──────── Source extract
61 pages • 2 hours read
Tina FeyA modern alternative to SparkNotes and CliffsNotes, SuperSummary offers high-quality Study Guides with detailed chapter summaries and analysis of major themes, characters, and more.
Bossypants is a humorous memoir published in 2011 by actor and writer Tina Fey. Fey describes growing up as an awkward, smart-mouthed girl and traces the process by which she enters show business, from working at a theater summer camp, to taking night improv classes, to writing for Saturday Night Live, and finally to creating her own television sitcom, 30 Rock. Fey writes of the discrimination and double standards to which women in show business are subjected and suggests that they are a product of impossible, sometimes contradictory ideals placed on women by society at large. In order to rise in show business, she argues, women must overcome the urge to surrender to convention and to please an implacable public.
Fey’s mother is forty years old when Fey is born, and Fey learns at a young at that her parents are older. When she’s in kindergarten, her face is slashed by a stranger in an alley behind her house. She carries the scar to this day, and she believes she can tell a lot about people by the way they react to it. As she enters her teens, she begins to realize that women are judged for their bodies and that no body, no matter how conventionally beautiful, seems capable of satisfying the ideal.
The summer after 11th grade, Fey and her boyfriend work at Summer Showtime, a theater group that becomes a safe haven for gay teens. Her boyfriend breaks up with her, and Fey soothes her grief by hanging out with her theater friends. Fey is grateful to the founder of the camp for providing a space in which her gay friends feel included; she also learns valuable lessons about friendship. During this time, she sabotages the girl her boyfriend had left her for, something she now regrets.
Fey continues on to University of Virginia, where she has little luck in love. Unschooled in romance, she blithely attaches herself to boys who prefer blond, more conventional-looking girls, misreading signals and failing to recognize the platonic nature of their relationships.
────────────────
──────── Dataset content
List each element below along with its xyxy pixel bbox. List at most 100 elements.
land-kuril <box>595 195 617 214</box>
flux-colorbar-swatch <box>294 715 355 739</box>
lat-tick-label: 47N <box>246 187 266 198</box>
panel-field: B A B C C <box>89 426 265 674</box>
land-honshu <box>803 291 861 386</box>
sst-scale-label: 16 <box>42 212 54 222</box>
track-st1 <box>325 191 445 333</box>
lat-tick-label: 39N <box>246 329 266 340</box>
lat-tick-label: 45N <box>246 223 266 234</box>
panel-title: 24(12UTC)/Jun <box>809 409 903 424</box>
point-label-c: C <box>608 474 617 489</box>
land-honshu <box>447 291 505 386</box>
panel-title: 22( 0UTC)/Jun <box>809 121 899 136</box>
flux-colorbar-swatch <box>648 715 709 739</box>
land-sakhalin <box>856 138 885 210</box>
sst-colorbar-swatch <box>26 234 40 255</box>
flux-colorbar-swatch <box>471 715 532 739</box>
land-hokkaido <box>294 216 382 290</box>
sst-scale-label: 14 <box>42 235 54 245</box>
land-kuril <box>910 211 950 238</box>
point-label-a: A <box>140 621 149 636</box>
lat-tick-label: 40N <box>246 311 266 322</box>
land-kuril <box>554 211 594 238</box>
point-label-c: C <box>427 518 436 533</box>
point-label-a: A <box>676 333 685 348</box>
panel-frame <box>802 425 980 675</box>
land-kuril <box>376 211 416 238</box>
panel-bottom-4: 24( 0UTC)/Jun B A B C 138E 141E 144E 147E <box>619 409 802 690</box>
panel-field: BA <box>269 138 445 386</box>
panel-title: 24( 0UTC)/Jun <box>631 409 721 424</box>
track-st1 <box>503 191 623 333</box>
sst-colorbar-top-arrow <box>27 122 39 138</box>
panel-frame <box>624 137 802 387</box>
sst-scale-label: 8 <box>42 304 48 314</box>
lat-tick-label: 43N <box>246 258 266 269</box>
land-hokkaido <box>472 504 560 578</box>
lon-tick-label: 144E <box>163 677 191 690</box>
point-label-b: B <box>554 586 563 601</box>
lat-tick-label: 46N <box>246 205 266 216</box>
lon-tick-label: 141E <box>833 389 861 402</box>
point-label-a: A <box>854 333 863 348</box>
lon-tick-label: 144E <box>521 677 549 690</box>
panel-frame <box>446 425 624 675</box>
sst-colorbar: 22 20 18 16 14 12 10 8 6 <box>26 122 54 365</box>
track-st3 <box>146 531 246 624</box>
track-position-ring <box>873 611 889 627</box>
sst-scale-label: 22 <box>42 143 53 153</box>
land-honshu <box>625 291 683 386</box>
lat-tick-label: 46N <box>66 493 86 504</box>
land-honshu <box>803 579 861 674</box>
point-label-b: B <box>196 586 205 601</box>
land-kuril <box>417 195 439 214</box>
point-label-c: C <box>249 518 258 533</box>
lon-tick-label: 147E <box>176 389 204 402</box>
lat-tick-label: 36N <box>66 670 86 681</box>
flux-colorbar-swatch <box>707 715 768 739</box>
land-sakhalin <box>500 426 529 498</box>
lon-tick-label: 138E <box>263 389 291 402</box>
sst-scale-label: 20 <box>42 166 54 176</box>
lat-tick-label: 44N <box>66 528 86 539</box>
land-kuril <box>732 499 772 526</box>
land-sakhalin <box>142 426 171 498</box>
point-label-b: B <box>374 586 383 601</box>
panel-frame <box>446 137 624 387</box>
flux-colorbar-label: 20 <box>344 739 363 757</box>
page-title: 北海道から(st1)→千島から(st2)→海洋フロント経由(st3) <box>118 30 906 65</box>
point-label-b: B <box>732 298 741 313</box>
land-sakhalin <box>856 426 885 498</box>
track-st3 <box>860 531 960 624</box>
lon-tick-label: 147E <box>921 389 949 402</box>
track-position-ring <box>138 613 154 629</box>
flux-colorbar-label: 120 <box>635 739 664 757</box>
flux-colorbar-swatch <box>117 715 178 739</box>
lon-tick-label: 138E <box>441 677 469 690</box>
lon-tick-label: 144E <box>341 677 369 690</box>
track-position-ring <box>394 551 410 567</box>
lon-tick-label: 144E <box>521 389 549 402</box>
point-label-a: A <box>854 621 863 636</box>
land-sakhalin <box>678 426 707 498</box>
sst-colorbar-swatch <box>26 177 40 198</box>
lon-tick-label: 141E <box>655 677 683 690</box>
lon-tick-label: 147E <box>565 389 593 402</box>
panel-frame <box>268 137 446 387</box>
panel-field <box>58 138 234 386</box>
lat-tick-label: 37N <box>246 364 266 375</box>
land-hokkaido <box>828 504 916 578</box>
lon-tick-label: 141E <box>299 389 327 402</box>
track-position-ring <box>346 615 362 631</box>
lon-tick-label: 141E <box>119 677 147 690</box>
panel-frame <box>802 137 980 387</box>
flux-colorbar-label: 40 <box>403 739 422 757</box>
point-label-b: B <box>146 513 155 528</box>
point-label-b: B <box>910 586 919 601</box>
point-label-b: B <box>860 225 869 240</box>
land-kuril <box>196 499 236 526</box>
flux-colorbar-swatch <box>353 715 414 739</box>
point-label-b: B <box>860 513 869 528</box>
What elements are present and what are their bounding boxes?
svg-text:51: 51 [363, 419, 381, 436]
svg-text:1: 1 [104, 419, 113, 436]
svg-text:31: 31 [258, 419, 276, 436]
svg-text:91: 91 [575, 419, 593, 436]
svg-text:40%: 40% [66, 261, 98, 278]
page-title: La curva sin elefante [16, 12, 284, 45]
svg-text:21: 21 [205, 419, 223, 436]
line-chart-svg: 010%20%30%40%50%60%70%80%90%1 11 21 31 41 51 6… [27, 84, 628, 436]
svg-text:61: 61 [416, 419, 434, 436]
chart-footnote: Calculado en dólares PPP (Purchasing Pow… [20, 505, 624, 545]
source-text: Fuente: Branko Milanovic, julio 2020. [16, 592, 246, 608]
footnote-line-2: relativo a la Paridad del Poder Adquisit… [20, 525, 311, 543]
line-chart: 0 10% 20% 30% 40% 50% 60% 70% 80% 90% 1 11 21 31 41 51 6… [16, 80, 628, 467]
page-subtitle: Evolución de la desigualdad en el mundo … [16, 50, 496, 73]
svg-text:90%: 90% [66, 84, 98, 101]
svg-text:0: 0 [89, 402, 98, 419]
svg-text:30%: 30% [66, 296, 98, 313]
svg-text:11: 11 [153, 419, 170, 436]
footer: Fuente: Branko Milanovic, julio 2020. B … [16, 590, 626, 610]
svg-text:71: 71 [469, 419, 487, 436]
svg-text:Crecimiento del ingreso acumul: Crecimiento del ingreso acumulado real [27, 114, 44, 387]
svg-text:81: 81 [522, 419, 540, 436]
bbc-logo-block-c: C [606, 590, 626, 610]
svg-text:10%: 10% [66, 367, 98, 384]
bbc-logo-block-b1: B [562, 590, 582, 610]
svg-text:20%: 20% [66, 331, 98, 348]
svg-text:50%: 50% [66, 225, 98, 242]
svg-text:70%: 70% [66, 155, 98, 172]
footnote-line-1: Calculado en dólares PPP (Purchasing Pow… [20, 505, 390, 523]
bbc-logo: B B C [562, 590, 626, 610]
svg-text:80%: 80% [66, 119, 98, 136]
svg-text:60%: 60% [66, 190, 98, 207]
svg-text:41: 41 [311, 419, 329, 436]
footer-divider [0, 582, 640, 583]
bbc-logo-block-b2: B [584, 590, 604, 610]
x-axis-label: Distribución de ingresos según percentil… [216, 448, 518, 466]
────────────────
§ **What needs to be done**: Reproduce verbatim the passage of the Bossypants summary above, starting at "Bossypants is a" and ending at "an implacable public.".

§ **Written answer**:
Bossypants is a humorous memoir published in 2011 by actor and writer Tina Fey. Fey describes growing up as an awkward, smart-mouthed girl and traces the process by which she enters show business, from working at a theater summer camp, to taking night improv classes, to writing for Saturday Night Live, and finally to creating her own television sitcom, 30 Rock. Fey writes of the discrimination and double standards to which women in show business are subjected and suggests that they are a product of impossible, sometimes contradictory ideals placed on women by society at large. In order to rise in show business, she argues, women must overcome the urge to surrender to convention and to please an implacable public.